List each line in which the string "Normal" appears.

---*---

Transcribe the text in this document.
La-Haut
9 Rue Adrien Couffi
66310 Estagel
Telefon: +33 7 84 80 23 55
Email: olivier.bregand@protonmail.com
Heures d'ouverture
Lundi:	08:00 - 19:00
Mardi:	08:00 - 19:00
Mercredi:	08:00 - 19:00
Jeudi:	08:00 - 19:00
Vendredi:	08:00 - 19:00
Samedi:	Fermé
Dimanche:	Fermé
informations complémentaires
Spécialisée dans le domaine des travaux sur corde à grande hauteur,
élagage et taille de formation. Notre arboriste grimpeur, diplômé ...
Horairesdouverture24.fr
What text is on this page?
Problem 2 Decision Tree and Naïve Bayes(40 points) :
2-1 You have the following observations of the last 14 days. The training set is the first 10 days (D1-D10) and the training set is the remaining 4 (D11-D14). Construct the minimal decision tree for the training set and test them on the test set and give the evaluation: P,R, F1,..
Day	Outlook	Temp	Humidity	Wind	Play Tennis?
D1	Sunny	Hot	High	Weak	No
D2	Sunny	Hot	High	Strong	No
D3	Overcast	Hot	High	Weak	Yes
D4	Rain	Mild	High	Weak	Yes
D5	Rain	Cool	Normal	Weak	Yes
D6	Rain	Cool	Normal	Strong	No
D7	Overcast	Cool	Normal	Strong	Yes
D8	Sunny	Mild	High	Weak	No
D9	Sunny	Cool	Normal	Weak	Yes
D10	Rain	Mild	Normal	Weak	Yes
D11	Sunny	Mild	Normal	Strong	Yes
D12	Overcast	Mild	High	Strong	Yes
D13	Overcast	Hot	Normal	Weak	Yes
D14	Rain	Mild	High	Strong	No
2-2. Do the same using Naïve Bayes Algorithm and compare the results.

---*---

§ Full solution:
D5	Rain	Cool	Normal	Weak	Yes
D6	Rain	Cool	Normal	Strong	No
D7	Overcast	Cool	Normal	Strong	Yes
D9	Sunny	Cool	Normal	Weak	Yes
D10	Rain	Mild	Normal	Weak	Yes
D11	Sunny	Mild	Normal	Strong	Yes
D13	Overcast	Hot	Normal	Weak	Yes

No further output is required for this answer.